(WHAT YOU HAVE TO DO): Below are some entries. Copy each line that holds the string "Quievrain".
* START *
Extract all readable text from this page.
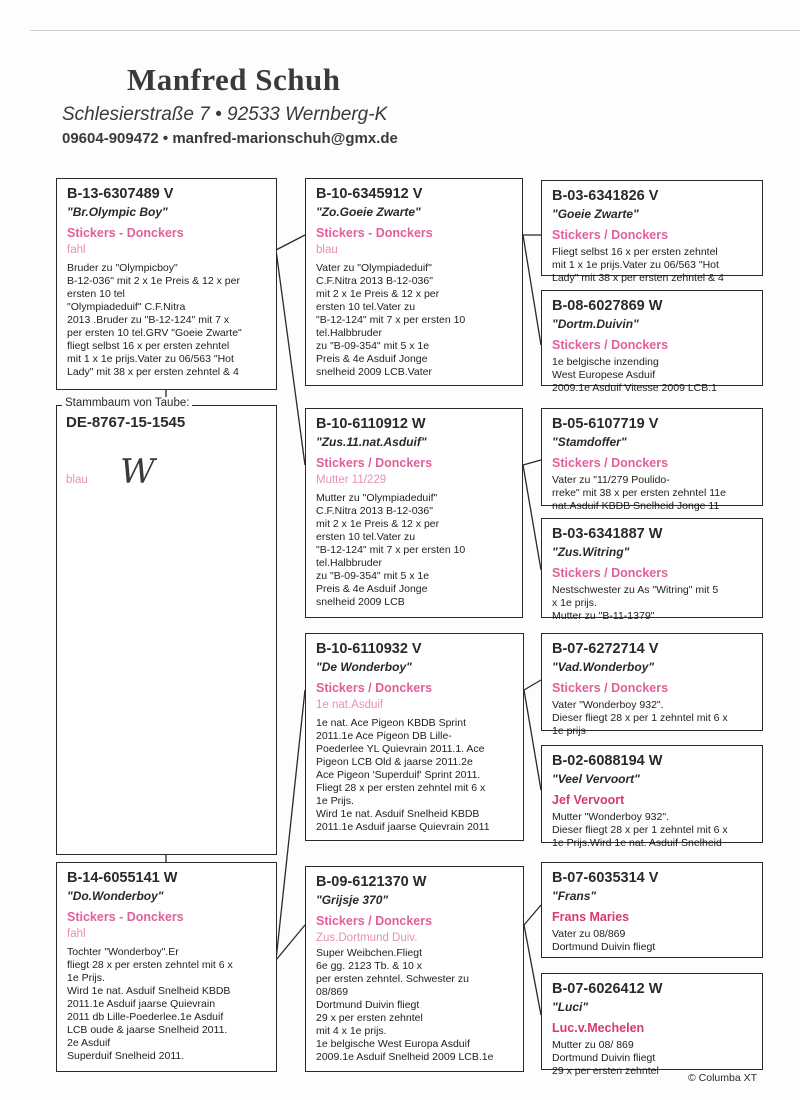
Manfred Schuh
Schlesierstraße 7 • 92533 Wernberg-K
09604-909472 • manfred-marionschuh@gmx.de
B-13-6307489 V
"Br.Olympic Boy"
Stickers - Donckers
fahl
Bruder zu "Olympicboy"
B-12-036" mit 2 x 1e Preis & 12 x per
ersten 10 tel
"Olympiadeduif" C.F.Nitra
2013 .Bruder zu "B-12-124" mit 7 x
per ersten 10 tel.GRV "Goeie Zwarte"
fliegt selbst 16 x per ersten zehntel
mit 1 x 1e prijs.Vater zu 06/563 "Hot
Lady" mit 38 x per ersten zehntel & 4
Stammbaum von Taube:
DE-8767-15-1545
blau W
B-14-6055141 W
"Do.Wonderboy"
Stickers - Donckers
fahl
Tochter "Wonderboy".Er
fliegt 28 x per ersten zehntel mit 6 x
1e Prijs.
Wird 1e nat. Asduif Snelheid KBDB
2011.1e Asduif jaarse Quievrain
2011 db Lille-Poederlee.1e Asduif
LCB oude & jaarse Snelheid 2011.
2e Asduif
Superduif Snelheid 2011.
B-10-6345912 V
"Zo.Goeie Zwarte"
Stickers - Donckers
blau
Vater zu "Olympiadeduif"
C.F.Nitra 2013 B-12-036"
mit 2 x 1e Preis & 12 x per
ersten 10 tel.Vater zu
"B-12-124" mit 7 x per ersten 10
tel.Halbbruder
zu "B-09-354" mit 5 x 1e
Preis & 4e Asduif Jonge
snelheid 2009 LCB.Vater
B-10-6110912 W
"Zus.11.nat.Asduif"
Stickers / Donckers
Mutter 11/229
Mutter zu "Olympiadeduif"
C.F.Nitra 2013 B-12-036"
mit 2 x 1e Preis & 12 x per
ersten 10 tel.Vater zu
"B-12-124" mit 7 x per ersten 10
tel.Halbbruder
zu "B-09-354" mit 5 x 1e
Preis & 4e Asduif Jonge
snelheid 2009 LCB
B-10-6110932 V
"De Wonderboy"
Stickers / Donckers
1e nat.Asduif
1e nat. Ace Pigeon KBDB Sprint
2011.1e Ace Pigeon DB Lille-
Poederlee YL Quievrain 2011.1. Ace
Pigeon LCB Old & jaarse 2011.2e
Ace Pigeon 'Superduif' Sprint 2011.
Fliegt 28 x per ersten zehntel mit 6 x
1e Prijs.
Wird 1e nat. Asduif Snelheid KBDB
2011.1e Asduif jaarse Quievrain 2011
B-09-6121370 W
"Grijsje 370"
Stickers / Donckers
Zus.Dortmund Duiv.
Super Weibchen.Fliegt
6e gg. 2123 Tb. & 10 x
per ersten zehntel. Schwester zu
08/869
Dortmund Duivin fliegt
29 x per ersten zehntel
mit 4 x 1e prijs.
1e belgische West Europa Asduif
2009.1e Asduif Snelheid 2009 LCB.1e
B-03-6341826 V
"Goeie Zwarte"
Stickers / Donckers
Fliegt selbst 16 x per ersten zehntel
mit 1 x 1e prijs.Vater zu 06/563 "Hot
Lady" mit 38 x per ersten zehntel & 4
B-08-6027869 W
"Dortm.Duivin"
Stickers / Donckers
1e belgische inzending
West Europese Asduif
2009.1e Asduif Vitesse 2009 LCB.1
B-05-6107719 V
"Stamdoffer"
Stickers / Donckers
Vater zu "11/279 Poulido-
rreke" mit 38 x per ersten zehntel 11e
nat.Asduif KBDB Snelheid Jonge 11
B-03-6341887 W
"Zus.Witring"
Stickers / Donckers
Nestschwester zu As "Witring" mit 5
x 1e prijs.
Mutter zu "B-11-1379"
B-07-6272714 V
"Vad.Wonderboy"
Stickers / Donckers
Vater "Wonderboy 932".
Dieser fliegt 28 x per 1 zehntel mit 6 x
1e prijs
B-02-6088194 W
"Veel Vervoort"
Jef Vervoort
Mutter "Wonderboy 932".
Dieser fliegt 28 x per 1 zehntel mit 6 x
1e Prijs.Wird 1e nat. Asduif Snelheid
B-07-6035314 V
"Frans"
Frans Maries
Vater zu 08/869
Dortmund Duivin fliegt
B-07-6026412 W
"Luci"
Luc.v.Mechelen
Mutter zu 08/ 869
Dortmund Duivin fliegt
29 x per ersten zehntel
© Columba XT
* END *
(SOLUTION FOR THIS PROBLEM):
2011.1e Asduif jaarse Quievrain
Poederlee YL Quievrain 2011.1. Ace
2011.1e Asduif jaarse Quievrain 2011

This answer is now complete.